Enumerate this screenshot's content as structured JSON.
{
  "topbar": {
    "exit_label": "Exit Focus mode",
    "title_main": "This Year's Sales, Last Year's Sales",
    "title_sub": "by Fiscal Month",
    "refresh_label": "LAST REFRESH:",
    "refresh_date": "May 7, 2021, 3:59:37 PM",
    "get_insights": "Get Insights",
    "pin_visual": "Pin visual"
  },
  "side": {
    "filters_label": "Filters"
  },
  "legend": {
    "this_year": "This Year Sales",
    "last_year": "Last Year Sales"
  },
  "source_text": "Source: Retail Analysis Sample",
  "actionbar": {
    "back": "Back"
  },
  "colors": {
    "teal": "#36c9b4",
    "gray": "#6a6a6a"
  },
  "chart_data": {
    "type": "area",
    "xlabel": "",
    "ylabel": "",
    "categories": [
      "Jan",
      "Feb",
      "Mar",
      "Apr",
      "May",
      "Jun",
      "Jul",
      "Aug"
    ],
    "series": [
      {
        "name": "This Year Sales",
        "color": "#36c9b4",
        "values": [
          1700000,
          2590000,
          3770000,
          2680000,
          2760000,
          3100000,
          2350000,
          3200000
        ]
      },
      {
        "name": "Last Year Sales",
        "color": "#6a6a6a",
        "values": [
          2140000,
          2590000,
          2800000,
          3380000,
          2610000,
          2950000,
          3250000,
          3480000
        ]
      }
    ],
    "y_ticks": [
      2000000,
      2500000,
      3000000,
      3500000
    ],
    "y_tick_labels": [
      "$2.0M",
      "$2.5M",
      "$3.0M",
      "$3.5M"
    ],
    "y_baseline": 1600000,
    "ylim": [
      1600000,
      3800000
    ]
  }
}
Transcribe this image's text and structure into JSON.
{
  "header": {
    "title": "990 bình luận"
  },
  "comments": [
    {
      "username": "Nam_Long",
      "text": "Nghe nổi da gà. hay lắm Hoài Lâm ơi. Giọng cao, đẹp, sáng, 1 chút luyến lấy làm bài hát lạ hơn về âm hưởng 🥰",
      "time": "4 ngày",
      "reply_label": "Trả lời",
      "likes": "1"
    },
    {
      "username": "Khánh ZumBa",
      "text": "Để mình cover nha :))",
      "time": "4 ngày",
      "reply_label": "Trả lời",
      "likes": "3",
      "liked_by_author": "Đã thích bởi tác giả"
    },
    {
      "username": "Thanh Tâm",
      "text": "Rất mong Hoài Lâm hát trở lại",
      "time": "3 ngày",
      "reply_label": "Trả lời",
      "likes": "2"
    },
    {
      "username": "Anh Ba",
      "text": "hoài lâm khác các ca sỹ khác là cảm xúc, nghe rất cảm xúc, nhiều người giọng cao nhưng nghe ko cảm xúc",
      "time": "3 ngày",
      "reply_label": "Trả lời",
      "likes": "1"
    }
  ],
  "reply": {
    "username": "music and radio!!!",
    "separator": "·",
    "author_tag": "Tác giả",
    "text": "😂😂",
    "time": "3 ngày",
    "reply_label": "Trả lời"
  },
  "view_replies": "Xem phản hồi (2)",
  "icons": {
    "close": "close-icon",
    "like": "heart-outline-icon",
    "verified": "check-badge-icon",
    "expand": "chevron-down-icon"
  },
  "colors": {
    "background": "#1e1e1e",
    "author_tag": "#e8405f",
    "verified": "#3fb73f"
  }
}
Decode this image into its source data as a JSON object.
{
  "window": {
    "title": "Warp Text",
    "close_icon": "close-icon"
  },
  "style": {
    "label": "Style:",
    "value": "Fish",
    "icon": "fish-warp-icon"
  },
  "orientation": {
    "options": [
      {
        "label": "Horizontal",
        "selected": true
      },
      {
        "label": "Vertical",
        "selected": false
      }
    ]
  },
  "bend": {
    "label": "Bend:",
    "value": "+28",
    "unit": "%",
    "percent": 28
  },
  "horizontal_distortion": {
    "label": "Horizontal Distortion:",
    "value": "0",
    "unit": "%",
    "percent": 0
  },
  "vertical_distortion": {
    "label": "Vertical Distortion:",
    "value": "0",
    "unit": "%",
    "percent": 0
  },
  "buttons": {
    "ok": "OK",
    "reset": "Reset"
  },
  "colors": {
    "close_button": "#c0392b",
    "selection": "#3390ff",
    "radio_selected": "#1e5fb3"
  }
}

::::

PROBLEM:
Reproduce each entry word for word.

RESPONSE:
Enumerate this screenshot's content as structured JSON.
{
  "topbar": {
    "exit_label": "Exit Focus mode",
    "title_main": "This Year's Sales, Last Year's Sales",
    "title_sub": "by Fiscal Month",
    "refresh_label": "LAST REFRESH:",
    "refresh_date": "May 7, 2021, 3:59:37 PM",
    "get_insights": "Get Insights",
    "pin_visual": "Pin visual"
  },
  "side": {
    "filters_label": "Filters"
  },
  "legend": {
    "this_year": "This Year Sales",
    "last_year": "Last Year Sales"
  },
  "source_text": "Source: Retail Analysis Sample",
  "actionbar": {
    "back": "Back"
  },
  "colors": {
    "teal": "#36c9b4",
    "gray": "#6a6a6a"
  },
  "chart_data": {
    "type": "area",
    "xlabel": "",
    "ylabel": "",
    "categories": [
      "Jan",
      "Feb",
      "Mar",
      "Apr",
      "May",
      "Jun",
      "Jul",
      "Aug"
    ],
    "series": [
      {
        "name": "This Year Sales",
        "color": "#36c9b4",
        "values": [
          1700000,
          2590000,
          3770000,
          2680000,
          2760000,
          3100000,
          2350000,
          3200000
        ]
      },
      {
        "name": "Last Year Sales",
        "color": "#6a6a6a",
        "values": [
          2140000,
          2590000,
          2800000,
          3380000,
          2610000,
          2950000,
          3250000,
          3480000
        ]
      }
    ],
    "y_ticks": [
      2000000,
      2500000,
      3000000,
      3500000
    ],
    "y_tick_labels": [
      "$2.0M",
      "$2.5M",
      "$3.0M",
      "$3.5M"
    ],
    "y_baseline": 1600000,
    "ylim": [
      1600000,
      3800000
    ]
  }
}
Transcribe this image's text and structure into JSON.
{
  "header": {
    "title": "990 bình luận"
  },
  "comments": [
    {
      "username": "Nam_Long",
      "text": "Nghe nổi da gà. hay lắm Hoài Lâm ơi. Giọng cao, đẹp, sáng, 1 chút luyến lấy làm bài hát lạ hơn về âm hưởng 🥰",
      "time": "4 ngày",
      "reply_label": "Trả lời",
      "likes": "1"
    },
    {
      "username": "Khánh ZumBa",
      "text": "Để mình cover nha :))",
      "time": "4 ngày",
      "reply_label": "Trả lời",
      "likes": "3",
      "liked_by_author": "Đã thích bởi tác giả"
    },
    {
      "username": "Thanh Tâm",
      "text": "Rất mong Hoài Lâm hát trở lại",
      "time": "3 ngày",
      "reply_label": "Trả lời",
      "likes": "2"
    },
    {
      "username": "Anh Ba",
      "text": "hoài lâm khác các ca sỹ khác là cảm xúc, nghe rất cảm xúc, nhiều người giọng cao nhưng nghe ko cảm xúc",
      "time": "3 ngày",
      "reply_label": "Trả lời",
      "likes": "1"
    }
  ],
  "reply": {
    "username": "music and radio!!!",
    "separator": "·",
    "author_tag": "Tác giả",
    "text": "😂😂",
    "time": "3 ngày",
    "reply_label": "Trả lời"
  },
  "view_replies": "Xem phản hồi (2)",
  "icons": {
    "close": "close-icon",
    "like": "heart-outline-icon",
    "verified": "check-badge-icon",
    "expand": "chevron-down-icon"
  },
  "colors": {
    "background": "#1e1e1e",
    "author_tag": "#e8405f",
    "verified": "#3fb73f"
  }
}
Decode this image into its source data as a JSON object.
{
  "window": {
    "title": "Warp Text",
    "close_icon": "close-icon"
  },
  "style": {
    "label": "Style:",
    "value": "Fish",
    "icon": "fish-warp-icon"
  },
  "orientation": {
    "options": [
      {
        "label": "Horizontal",
        "selected": true
      },
      {
        "label": "Vertical",
        "selected": false
      }
    ]
  },
  "bend": {
    "label": "Bend:",
    "value": "+28",
    "unit": "%",
    "percent": 28
  },
  "horizontal_distortion": {
    "label": "Horizontal Distortion:",
    "value": "0",
    "unit": "%",
    "percent": 0
  },
  "vertical_distortion": {
    "label": "Vertical Distortion:",
    "value": "0",
    "unit": "%",
    "percent": 0
  },
  "buttons": {
    "ok": "OK",
    "reset": "Reset"
  },
  "colors": {
    "close_button": "#c0392b",
    "selection": "#3390ff",
    "radio_selected": "#1e5fb3"
  }
}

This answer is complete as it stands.